Figure content listings
^^^^^^^^
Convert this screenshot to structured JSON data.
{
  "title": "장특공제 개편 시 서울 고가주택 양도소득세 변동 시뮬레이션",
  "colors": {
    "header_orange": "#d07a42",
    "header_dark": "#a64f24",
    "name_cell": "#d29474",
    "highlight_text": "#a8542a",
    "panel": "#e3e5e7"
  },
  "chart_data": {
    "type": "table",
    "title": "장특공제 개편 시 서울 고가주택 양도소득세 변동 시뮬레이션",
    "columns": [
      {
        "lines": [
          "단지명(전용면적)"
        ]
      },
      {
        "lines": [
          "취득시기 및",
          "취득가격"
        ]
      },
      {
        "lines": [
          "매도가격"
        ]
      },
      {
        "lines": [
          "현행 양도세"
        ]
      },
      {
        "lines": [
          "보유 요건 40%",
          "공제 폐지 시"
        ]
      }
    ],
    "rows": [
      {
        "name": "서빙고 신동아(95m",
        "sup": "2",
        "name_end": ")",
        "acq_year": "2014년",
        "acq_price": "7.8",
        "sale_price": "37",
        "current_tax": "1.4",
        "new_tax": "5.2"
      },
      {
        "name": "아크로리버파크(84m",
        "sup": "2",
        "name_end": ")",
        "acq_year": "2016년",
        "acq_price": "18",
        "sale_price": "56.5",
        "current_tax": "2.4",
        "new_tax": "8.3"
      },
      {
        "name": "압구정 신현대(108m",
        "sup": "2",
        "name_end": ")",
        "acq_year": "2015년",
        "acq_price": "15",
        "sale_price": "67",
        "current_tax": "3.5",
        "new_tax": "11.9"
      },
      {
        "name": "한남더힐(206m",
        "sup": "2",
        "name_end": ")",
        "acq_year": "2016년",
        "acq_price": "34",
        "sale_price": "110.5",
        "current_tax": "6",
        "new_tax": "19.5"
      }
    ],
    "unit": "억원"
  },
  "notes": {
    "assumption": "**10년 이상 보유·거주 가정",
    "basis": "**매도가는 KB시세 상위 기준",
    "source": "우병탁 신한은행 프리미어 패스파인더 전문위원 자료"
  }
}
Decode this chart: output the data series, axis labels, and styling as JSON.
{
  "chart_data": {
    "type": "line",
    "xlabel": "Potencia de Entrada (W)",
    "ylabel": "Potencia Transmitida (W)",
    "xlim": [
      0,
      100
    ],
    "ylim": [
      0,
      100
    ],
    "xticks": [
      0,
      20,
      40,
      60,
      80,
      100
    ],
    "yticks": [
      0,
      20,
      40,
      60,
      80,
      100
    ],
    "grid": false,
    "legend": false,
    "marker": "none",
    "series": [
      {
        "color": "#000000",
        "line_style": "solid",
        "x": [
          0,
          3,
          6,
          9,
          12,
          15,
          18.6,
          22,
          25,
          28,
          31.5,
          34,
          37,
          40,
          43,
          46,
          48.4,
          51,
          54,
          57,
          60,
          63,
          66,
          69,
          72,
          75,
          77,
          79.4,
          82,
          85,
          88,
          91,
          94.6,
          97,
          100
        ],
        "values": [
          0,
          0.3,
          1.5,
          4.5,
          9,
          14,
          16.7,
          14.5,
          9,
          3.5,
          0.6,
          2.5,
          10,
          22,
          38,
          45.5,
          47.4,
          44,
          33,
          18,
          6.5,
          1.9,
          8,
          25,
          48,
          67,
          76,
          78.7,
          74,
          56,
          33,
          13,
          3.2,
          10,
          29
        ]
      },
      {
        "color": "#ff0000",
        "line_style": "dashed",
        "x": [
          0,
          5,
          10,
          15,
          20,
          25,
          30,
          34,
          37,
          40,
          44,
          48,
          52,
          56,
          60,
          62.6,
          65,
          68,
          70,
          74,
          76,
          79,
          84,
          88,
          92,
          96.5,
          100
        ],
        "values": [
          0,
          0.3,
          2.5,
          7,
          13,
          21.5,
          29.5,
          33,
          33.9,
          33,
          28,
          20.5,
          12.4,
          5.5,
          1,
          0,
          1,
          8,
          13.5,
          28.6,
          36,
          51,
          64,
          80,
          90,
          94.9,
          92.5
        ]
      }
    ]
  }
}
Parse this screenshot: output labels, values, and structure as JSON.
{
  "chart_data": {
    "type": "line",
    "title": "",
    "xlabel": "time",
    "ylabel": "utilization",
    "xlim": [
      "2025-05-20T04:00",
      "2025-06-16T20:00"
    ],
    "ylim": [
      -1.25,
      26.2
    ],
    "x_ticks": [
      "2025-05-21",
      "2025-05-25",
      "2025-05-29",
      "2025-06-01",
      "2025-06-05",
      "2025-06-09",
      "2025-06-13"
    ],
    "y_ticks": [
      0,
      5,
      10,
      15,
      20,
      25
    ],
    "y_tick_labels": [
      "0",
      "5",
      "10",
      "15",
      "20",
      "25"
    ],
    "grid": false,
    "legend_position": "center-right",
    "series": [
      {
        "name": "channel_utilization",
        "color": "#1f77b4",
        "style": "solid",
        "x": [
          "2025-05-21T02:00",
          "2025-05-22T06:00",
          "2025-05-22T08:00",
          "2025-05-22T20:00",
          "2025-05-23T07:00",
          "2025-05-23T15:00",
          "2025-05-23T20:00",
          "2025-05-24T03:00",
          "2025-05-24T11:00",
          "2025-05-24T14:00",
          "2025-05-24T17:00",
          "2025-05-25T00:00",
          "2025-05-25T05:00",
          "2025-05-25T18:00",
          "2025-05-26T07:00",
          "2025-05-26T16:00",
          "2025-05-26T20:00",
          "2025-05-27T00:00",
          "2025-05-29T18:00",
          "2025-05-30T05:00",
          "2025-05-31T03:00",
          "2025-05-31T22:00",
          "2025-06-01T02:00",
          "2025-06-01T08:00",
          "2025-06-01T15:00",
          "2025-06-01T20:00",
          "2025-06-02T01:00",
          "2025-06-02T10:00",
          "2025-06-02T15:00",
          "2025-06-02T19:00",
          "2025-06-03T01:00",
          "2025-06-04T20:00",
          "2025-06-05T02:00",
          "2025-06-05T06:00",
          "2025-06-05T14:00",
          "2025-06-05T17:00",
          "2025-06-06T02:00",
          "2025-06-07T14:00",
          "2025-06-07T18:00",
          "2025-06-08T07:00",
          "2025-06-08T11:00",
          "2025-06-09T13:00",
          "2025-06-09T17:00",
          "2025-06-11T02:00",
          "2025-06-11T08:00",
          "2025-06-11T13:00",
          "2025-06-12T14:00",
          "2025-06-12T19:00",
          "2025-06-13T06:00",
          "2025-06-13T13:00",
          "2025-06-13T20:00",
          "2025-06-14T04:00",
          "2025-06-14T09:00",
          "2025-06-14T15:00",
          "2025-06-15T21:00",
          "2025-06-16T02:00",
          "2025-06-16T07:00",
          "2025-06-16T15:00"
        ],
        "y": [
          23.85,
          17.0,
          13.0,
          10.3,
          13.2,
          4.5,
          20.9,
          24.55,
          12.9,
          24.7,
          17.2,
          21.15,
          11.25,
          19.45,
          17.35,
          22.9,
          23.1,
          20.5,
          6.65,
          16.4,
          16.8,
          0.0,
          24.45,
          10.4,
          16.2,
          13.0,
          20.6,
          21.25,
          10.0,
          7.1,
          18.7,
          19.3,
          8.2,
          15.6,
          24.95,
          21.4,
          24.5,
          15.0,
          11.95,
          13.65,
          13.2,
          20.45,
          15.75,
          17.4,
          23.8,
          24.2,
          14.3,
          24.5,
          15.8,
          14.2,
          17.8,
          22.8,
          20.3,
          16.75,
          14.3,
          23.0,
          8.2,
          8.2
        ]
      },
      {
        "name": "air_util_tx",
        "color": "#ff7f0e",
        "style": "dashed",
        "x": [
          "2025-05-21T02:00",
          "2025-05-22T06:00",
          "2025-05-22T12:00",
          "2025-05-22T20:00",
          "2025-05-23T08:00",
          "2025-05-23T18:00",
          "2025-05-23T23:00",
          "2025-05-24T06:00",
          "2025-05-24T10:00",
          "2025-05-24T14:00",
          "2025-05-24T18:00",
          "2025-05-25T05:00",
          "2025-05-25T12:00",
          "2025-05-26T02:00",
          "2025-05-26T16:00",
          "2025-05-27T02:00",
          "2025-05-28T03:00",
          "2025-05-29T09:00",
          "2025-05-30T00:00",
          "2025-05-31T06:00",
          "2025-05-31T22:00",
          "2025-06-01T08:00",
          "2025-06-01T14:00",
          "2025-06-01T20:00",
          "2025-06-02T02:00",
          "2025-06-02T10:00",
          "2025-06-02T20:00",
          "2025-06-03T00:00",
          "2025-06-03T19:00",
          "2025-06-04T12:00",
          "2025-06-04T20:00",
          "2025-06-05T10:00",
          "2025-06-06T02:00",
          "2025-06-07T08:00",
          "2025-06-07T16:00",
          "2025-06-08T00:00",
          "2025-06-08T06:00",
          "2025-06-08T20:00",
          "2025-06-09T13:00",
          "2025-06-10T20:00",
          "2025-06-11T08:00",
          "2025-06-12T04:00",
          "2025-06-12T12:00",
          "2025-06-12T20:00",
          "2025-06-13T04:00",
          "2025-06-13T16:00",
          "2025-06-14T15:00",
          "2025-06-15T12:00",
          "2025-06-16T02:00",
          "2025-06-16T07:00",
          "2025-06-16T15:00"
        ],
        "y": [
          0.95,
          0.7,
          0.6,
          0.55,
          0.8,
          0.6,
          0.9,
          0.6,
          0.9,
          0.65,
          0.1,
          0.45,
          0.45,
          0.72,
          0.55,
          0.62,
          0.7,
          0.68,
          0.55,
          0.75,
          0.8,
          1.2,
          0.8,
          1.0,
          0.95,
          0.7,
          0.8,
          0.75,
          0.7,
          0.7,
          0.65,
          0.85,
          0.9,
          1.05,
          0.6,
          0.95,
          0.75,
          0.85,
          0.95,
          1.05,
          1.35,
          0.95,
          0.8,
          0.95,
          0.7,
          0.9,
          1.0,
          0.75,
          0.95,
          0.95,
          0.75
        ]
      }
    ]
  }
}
^^^^^^^^
### [Do this]
The required output is the number of lines containing the word "Potencia", and nothing besides.

### [Problem solution]
2